** START DATA PROVIDED **

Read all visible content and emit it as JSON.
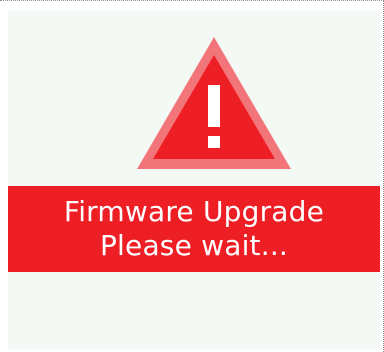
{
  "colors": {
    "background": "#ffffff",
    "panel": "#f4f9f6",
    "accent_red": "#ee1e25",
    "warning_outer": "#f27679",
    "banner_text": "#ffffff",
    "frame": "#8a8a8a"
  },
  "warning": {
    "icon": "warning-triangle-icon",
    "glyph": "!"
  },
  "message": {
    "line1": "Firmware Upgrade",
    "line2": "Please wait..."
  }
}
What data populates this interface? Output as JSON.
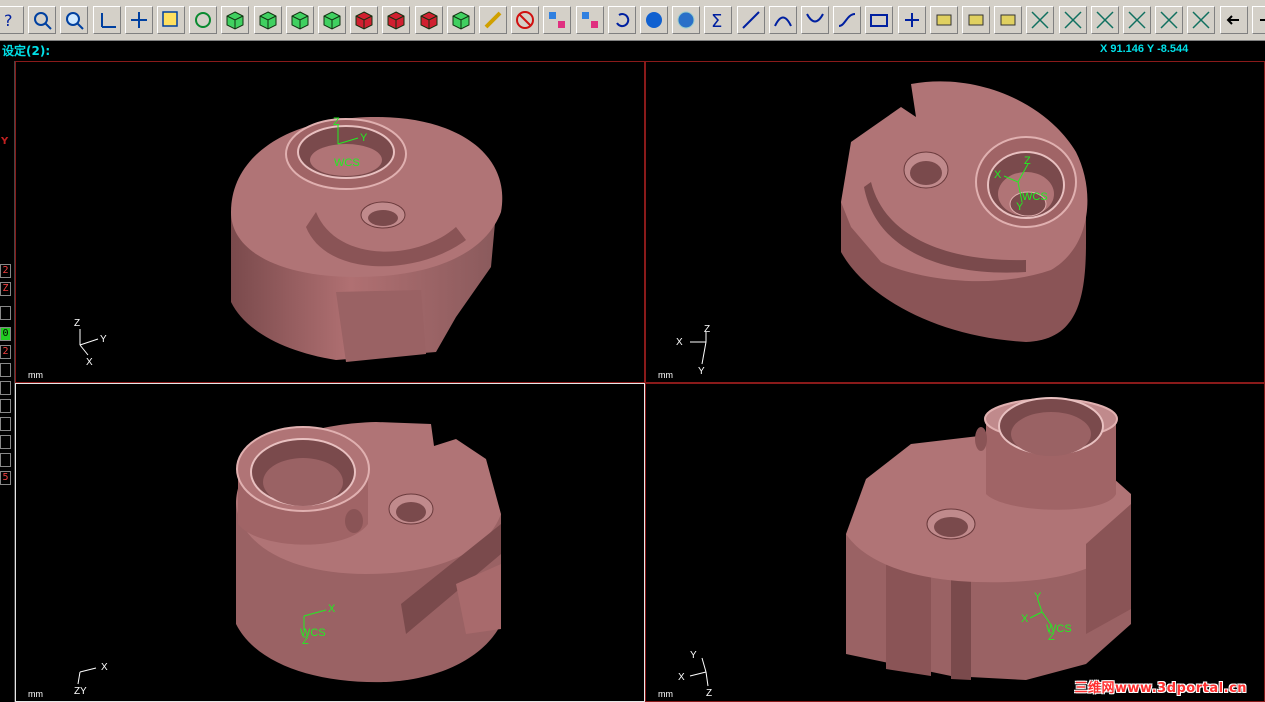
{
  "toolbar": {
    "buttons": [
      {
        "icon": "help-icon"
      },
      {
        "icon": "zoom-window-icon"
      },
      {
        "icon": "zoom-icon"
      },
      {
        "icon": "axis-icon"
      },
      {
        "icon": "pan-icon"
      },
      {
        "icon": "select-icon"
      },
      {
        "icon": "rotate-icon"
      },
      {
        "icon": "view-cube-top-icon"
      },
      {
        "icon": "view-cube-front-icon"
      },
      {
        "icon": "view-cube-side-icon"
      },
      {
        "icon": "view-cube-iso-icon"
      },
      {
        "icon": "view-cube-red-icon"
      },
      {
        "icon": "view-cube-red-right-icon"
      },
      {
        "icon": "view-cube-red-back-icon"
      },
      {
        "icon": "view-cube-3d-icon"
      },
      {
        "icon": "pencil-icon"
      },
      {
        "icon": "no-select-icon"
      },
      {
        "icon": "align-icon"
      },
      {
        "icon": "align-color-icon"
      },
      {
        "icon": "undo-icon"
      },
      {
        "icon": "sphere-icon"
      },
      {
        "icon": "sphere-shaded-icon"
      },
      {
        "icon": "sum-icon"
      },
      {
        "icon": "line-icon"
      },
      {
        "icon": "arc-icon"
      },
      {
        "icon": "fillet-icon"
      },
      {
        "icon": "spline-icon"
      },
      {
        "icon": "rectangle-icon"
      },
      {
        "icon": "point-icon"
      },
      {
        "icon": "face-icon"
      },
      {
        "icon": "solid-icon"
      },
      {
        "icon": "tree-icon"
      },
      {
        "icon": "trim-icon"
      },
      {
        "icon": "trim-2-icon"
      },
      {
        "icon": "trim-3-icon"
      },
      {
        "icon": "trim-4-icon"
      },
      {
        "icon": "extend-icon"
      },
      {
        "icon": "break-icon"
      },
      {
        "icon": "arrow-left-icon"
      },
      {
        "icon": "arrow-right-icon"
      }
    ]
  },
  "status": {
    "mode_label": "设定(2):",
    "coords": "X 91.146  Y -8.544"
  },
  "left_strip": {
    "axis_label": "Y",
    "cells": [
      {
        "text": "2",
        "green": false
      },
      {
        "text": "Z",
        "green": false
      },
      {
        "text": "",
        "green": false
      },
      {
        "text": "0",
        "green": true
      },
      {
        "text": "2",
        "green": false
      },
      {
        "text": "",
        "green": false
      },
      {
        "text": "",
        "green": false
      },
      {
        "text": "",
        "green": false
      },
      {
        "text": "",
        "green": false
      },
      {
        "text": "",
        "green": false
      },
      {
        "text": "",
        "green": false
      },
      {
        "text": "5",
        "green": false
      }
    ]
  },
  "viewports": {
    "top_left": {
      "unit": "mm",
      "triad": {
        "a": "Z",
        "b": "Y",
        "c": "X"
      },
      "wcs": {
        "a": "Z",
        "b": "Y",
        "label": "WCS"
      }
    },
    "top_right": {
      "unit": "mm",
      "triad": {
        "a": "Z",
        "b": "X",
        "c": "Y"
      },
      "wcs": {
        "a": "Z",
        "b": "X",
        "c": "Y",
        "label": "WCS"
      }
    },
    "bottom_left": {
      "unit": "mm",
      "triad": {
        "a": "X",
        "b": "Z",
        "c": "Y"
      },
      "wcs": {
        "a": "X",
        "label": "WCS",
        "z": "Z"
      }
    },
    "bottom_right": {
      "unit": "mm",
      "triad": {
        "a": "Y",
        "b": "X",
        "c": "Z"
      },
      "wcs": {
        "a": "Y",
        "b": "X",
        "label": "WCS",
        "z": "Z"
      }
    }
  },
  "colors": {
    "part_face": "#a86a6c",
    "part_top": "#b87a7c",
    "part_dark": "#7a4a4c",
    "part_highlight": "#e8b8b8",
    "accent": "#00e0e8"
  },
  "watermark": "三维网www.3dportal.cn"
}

** END DATA PROVIDED **
** START DATA PROVIDED **

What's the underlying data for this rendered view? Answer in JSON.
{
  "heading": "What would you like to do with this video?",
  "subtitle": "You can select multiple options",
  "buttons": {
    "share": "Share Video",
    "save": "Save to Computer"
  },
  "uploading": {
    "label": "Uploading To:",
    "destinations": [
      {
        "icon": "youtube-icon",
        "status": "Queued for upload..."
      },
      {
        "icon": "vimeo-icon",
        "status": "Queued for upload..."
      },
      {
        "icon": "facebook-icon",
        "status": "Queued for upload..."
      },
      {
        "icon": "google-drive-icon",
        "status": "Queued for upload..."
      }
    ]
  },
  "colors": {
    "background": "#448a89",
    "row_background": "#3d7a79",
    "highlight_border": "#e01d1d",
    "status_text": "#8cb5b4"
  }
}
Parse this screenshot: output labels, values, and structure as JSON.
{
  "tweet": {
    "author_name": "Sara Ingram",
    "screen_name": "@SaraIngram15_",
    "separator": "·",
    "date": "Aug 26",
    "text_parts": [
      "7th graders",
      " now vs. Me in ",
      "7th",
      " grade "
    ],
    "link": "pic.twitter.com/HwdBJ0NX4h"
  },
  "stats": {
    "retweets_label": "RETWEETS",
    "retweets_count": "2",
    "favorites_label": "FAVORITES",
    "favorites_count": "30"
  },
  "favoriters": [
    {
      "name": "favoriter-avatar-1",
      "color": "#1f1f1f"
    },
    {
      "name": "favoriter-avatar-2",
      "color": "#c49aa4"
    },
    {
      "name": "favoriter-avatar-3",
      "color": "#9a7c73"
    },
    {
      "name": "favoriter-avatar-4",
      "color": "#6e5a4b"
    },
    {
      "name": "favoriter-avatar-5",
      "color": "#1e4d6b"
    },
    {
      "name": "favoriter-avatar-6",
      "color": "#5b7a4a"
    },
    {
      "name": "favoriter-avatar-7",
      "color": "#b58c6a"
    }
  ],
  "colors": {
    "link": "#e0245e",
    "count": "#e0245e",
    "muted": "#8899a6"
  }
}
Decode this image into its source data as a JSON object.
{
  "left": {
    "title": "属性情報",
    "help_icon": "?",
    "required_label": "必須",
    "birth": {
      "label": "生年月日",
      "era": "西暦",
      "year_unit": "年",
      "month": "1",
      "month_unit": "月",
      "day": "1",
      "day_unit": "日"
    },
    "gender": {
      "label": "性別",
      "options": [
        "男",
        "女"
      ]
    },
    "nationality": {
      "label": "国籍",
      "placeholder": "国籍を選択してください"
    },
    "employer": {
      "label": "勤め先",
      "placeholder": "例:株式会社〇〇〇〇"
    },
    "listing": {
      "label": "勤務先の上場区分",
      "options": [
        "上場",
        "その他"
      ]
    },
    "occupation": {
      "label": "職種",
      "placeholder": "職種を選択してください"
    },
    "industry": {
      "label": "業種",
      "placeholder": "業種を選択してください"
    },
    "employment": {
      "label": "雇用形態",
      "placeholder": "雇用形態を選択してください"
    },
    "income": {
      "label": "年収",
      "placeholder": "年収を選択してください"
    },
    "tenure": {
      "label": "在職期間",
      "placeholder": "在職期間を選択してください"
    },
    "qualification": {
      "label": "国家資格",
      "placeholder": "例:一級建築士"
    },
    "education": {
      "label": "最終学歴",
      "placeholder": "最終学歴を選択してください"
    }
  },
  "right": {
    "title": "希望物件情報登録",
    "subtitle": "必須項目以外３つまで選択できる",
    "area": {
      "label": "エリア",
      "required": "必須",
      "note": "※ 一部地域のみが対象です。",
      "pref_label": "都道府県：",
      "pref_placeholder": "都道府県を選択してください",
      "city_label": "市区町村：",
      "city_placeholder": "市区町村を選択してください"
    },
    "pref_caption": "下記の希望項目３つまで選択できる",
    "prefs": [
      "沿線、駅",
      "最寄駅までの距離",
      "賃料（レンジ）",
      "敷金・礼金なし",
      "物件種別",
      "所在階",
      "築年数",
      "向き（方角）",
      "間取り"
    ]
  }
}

** END DATA PROVIDED **

> _THE TASK_
Say how many lines of the data hold the string "subtitle". Reply with the number alone.

> _OUTPUT BELOW_
2